#### [Goal]
The complete listing should be restated exactly.

## BEGIN

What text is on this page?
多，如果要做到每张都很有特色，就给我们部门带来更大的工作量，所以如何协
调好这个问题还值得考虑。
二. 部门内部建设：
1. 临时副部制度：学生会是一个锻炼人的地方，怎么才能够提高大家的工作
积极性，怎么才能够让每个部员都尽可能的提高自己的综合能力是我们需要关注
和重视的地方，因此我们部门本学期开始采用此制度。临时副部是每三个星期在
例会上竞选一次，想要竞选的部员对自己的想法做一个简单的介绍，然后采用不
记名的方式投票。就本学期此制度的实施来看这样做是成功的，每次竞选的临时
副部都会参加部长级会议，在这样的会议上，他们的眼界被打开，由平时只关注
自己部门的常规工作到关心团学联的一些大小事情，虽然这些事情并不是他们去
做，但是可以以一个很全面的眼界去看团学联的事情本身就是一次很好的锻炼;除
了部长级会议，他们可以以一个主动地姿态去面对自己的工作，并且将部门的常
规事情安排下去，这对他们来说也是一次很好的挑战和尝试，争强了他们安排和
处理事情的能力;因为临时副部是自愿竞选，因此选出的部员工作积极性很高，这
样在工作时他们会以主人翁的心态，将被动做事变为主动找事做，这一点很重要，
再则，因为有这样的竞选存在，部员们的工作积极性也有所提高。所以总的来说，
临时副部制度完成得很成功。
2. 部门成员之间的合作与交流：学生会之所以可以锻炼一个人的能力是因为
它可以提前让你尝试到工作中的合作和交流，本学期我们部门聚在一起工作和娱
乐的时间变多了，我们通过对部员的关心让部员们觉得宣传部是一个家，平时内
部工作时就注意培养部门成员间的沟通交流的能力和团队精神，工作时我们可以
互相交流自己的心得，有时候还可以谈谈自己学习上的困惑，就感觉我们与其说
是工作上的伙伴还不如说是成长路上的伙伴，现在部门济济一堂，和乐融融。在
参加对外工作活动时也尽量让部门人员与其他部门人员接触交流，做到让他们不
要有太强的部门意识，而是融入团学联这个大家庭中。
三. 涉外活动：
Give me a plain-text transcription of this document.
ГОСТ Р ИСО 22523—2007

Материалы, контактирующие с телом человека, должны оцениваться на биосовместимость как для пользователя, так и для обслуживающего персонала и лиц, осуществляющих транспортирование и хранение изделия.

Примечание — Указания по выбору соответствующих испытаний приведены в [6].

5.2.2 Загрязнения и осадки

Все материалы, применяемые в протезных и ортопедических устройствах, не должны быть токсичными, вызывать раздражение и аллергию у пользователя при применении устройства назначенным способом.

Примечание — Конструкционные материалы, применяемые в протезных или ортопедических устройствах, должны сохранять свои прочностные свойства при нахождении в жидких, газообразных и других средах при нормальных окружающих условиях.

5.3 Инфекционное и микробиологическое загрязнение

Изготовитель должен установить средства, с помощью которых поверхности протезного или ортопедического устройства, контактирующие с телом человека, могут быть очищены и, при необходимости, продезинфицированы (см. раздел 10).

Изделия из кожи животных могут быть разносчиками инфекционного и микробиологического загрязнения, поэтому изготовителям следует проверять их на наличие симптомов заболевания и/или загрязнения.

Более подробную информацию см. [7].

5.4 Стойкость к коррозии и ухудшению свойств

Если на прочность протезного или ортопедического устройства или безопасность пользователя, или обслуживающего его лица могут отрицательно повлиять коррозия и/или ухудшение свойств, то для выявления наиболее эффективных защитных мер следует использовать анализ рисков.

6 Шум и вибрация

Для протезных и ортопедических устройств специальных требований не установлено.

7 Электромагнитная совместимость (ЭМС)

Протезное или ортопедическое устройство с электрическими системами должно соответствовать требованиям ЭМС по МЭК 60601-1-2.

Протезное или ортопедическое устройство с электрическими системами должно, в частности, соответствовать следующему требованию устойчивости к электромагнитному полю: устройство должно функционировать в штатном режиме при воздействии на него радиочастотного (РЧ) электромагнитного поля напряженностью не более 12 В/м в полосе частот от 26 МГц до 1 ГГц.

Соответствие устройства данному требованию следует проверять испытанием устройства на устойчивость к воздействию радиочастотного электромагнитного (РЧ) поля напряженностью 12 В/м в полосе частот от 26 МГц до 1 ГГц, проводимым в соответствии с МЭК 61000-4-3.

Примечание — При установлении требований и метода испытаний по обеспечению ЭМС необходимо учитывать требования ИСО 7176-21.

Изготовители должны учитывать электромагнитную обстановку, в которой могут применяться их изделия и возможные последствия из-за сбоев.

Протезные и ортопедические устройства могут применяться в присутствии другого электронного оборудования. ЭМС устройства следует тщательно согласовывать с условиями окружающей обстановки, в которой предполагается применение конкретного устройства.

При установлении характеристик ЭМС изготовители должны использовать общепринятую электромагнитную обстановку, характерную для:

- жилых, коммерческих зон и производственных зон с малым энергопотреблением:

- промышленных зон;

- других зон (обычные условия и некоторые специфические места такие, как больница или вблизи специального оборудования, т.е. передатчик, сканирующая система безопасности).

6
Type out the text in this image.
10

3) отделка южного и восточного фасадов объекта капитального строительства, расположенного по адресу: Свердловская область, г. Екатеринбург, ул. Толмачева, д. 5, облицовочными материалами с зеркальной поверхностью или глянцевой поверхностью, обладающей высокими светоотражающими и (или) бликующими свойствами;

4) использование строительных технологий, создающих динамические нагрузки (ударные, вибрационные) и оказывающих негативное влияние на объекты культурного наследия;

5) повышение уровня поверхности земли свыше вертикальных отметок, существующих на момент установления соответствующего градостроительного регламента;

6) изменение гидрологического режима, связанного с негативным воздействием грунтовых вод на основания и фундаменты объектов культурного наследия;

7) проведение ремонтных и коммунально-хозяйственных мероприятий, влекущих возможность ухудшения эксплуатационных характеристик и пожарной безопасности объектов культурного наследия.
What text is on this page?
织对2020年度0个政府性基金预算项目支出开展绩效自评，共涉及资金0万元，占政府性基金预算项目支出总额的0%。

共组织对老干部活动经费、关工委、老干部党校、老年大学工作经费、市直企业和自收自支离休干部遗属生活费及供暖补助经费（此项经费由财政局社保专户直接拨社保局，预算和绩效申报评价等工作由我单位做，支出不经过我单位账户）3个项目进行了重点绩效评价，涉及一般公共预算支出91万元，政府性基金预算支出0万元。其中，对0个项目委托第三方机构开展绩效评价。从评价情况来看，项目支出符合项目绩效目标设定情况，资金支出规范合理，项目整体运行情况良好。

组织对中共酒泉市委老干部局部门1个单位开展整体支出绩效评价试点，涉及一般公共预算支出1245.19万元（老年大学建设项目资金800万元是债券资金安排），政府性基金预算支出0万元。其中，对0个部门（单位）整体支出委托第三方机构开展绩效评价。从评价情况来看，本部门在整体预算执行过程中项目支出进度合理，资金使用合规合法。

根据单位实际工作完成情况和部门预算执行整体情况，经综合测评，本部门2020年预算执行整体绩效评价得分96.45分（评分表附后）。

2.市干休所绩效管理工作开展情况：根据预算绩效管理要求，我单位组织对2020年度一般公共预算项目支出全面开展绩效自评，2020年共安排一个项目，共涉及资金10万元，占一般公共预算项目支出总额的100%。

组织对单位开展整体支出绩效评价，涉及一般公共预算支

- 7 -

## END

#### [Solution below]
What text is on this page?
多，如果要做到每张都很有特色，就给我们部门带来更大的工作量，所以如何协
调好这个问题还值得考虑。
二. 部门内部建设：
1. 临时副部制度：学生会是一个锻炼人的地方，怎么才能够提高大家的工作
积极性，怎么才能够让每个部员都尽可能的提高自己的综合能力是我们需要关注
和重视的地方，因此我们部门本学期开始采用此制度。临时副部是每三个星期在
例会上竞选一次，想要竞选的部员对自己的想法做一个简单的介绍，然后采用不
记名的方式投票。就本学期此制度的实施来看这样做是成功的，每次竞选的临时
副部都会参加部长级会议，在这样的会议上，他们的眼界被打开，由平时只关注
自己部门的常规工作到关心团学联的一些大小事情，虽然这些事情并不是他们去
做，但是可以以一个很全面的眼界去看团学联的事情本身就是一次很好的锻炼;除
了部长级会议，他们可以以一个主动地姿态去面对自己的工作，并且将部门的常
规事情安排下去，这对他们来说也是一次很好的挑战和尝试，争强了他们安排和
处理事情的能力;因为临时副部是自愿竞选，因此选出的部员工作积极性很高，这
样在工作时他们会以主人翁的心态，将被动做事变为主动找事做，这一点很重要，
再则，因为有这样的竞选存在，部员们的工作积极性也有所提高。所以总的来说，
临时副部制度完成得很成功。
2. 部门成员之间的合作与交流：学生会之所以可以锻炼一个人的能力是因为
它可以提前让你尝试到工作中的合作和交流，本学期我们部门聚在一起工作和娱
乐的时间变多了，我们通过对部员的关心让部员们觉得宣传部是一个家，平时内
部工作时就注意培养部门成员间的沟通交流的能力和团队精神，工作时我们可以
互相交流自己的心得，有时候还可以谈谈自己学习上的困惑，就感觉我们与其说
是工作上的伙伴还不如说是成长路上的伙伴，现在部门济济一堂，和乐融融。在
参加对外工作活动时也尽量让部门人员与其他部门人员接触交流，做到让他们不
要有太强的部门意识，而是融入团学联这个大家庭中。
三. 涉外活动：
Give me a plain-text transcription of this document.
ГОСТ Р ИСО 22523—2007

Материалы, контактирующие с телом человека, должны оцениваться на биосовместимость как для пользователя, так и для обслуживающего персонала и лиц, осуществляющих транспортирование и хранение изделия.

Примечание — Указания по выбору соответствующих испытаний приведены в [6].

5.2.2 Загрязнения и осадки

Все материалы, применяемые в протезных и ортопедических устройствах, не должны быть токсичными, вызывать раздражение и аллергию у пользователя при применении устройства назначенным способом.

Примечание — Конструкционные материалы, применяемые в протезных или ортопедических устройствах, должны сохранять свои прочностные свойства при нахождении в жидких, газообразных и других средах при нормальных окружающих условиях.

5.3 Инфекционное и микробиологическое загрязнение

Изготовитель должен установить средства, с помощью которых поверхности протезного или ортопедического устройства, контактирующие с телом человека, могут быть очищены и, при необходимости, продезинфицированы (см. раздел 10).

Изделия из кожи животных могут быть разносчиками инфекционного и микробиологического загрязнения, поэтому изготовителям следует проверять их на наличие симптомов заболевания и/или загрязнения.

Более подробную информацию см. [7].

5.4 Стойкость к коррозии и ухудшению свойств

Если на прочность протезного или ортопедического устройства или безопасность пользователя, или обслуживающего его лица могут отрицательно повлиять коррозия и/или ухудшение свойств, то для выявления наиболее эффективных защитных мер следует использовать анализ рисков.

6 Шум и вибрация

Для протезных и ортопедических устройств специальных требований не установлено.

7 Электромагнитная совместимость (ЭМС)

Протезное или ортопедическое устройство с электрическими системами должно соответствовать требованиям ЭМС по МЭК 60601-1-2.

Протезное или ортопедическое устройство с электрическими системами должно, в частности, соответствовать следующему требованию устойчивости к электромагнитному полю: устройство должно функционировать в штатном режиме при воздействии на него радиочастотного (РЧ) электромагнитного поля напряженностью не более 12 В/м в полосе частот от 26 МГц до 1 ГГц.

Соответствие устройства данному требованию следует проверять испытанием устройства на устойчивость к воздействию радиочастотного электромагнитного (РЧ) поля напряженностью 12 В/м в полосе частот от 26 МГц до 1 ГГц, проводимым в соответствии с МЭК 61000-4-3.

Примечание — При установлении требований и метода испытаний по обеспечению ЭМС необходимо учитывать требования ИСО 7176-21.

Изготовители должны учитывать электромагнитную обстановку, в которой могут применяться их изделия и возможные последствия из-за сбоев.

Протезные и ортопедические устройства могут применяться в присутствии другого электронного оборудования. ЭМС устройства следует тщательно согласовывать с условиями окружающей обстановки, в которой предполагается применение конкретного устройства.

При установлении характеристик ЭМС изготовители должны использовать общепринятую электромагнитную обстановку, характерную для:

- жилых, коммерческих зон и производственных зон с малым энергопотреблением:

- промышленных зон;

- других зон (обычные условия и некоторые специфические места такие, как больница или вблизи специального оборудования, т.е. передатчик, сканирующая система безопасности).

6
Type out the text in this image.
10

3) отделка южного и восточного фасадов объекта капитального строительства, расположенного по адресу: Свердловская область, г. Екатеринбург, ул. Толмачева, д. 5, облицовочными материалами с зеркальной поверхностью или глянцевой поверхностью, обладающей высокими светоотражающими и (или) бликующими свойствами;

4) использование строительных технологий, создающих динамические нагрузки (ударные, вибрационные) и оказывающих негативное влияние на объекты культурного наследия;

5) повышение уровня поверхности земли свыше вертикальных отметок, существующих на момент установления соответствующего градостроительного регламента;

6) изменение гидрологического режима, связанного с негативным воздействием грунтовых вод на основания и фундаменты объектов культурного наследия;

7) проведение ремонтных и коммунально-хозяйственных мероприятий, влекущих возможность ухудшения эксплуатационных характеристик и пожарной безопасности объектов культурного наследия.
What text is on this page?
织对2020年度0个政府性基金预算项目支出开展绩效自评，共涉及资金0万元，占政府性基金预算项目支出总额的0%。

共组织对老干部活动经费、关工委、老干部党校、老年大学工作经费、市直企业和自收自支离休干部遗属生活费及供暖补助经费（此项经费由财政局社保专户直接拨社保局，预算和绩效申报评价等工作由我单位做，支出不经过我单位账户）3个项目进行了重点绩效评价，涉及一般公共预算支出91万元，政府性基金预算支出0万元。其中，对0个项目委托第三方机构开展绩效评价。从评价情况来看，项目支出符合项目绩效目标设定情况，资金支出规范合理，项目整体运行情况良好。

组织对中共酒泉市委老干部局部门1个单位开展整体支出绩效评价试点，涉及一般公共预算支出1245.19万元（老年大学建设项目资金800万元是债券资金安排），政府性基金预算支出0万元。其中，对0个部门（单位）整体支出委托第三方机构开展绩效评价。从评价情况来看，本部门在整体预算执行过程中项目支出进度合理，资金使用合规合法。

根据单位实际工作完成情况和部门预算执行整体情况，经综合测评，本部门2020年预算执行整体绩效评价得分96.45分（评分表附后）。

2.市干休所绩效管理工作开展情况：根据预算绩效管理要求，我单位组织对2020年度一般公共预算项目支出全面开展绩效自评，2020年共安排一个项目，共涉及资金10万元，占一般公共预算项目支出总额的100%。

组织对单位开展整体支出绩效评价，涉及一般公共预算支

- 7 -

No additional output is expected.